• _Job_
Filter the data for lines with the word "WACCM", then copy every line so identified.

# # # #

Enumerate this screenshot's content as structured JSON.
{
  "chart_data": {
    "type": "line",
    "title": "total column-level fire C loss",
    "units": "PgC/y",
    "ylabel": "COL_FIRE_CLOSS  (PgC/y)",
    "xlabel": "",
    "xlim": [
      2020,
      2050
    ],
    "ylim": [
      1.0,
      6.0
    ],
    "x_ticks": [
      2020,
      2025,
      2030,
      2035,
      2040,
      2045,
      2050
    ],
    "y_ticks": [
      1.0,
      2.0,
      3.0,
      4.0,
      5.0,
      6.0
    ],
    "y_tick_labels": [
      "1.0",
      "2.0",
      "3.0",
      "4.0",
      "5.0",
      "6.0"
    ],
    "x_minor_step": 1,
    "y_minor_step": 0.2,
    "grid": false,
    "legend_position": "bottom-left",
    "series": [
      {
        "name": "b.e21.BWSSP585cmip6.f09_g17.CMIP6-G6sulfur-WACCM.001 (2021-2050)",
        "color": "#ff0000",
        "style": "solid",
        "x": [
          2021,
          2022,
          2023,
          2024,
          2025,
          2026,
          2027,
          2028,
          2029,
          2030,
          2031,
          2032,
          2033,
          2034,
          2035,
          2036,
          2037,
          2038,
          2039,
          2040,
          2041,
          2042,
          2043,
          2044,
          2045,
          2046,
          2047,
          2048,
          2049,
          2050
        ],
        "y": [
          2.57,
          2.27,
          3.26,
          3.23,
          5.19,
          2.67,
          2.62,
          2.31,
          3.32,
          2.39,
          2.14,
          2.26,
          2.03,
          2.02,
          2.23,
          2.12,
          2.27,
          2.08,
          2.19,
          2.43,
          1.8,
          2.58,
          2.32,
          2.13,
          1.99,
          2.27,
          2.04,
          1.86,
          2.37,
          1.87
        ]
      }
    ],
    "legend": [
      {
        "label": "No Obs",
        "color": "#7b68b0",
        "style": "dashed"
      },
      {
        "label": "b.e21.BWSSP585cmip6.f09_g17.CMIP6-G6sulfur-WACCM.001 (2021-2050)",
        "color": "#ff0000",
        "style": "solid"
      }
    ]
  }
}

# # # #

• _Task solution_
        "name": "b.e21.BWSSP585cmip6.f09_g17.CMIP6-G6sulfur-WACCM.001 (2021-2050)",
        "label": "b.e21.BWSSP585cmip6.f09_g17.CMIP6-G6sulfur-WACCM.001 (2021-2050)",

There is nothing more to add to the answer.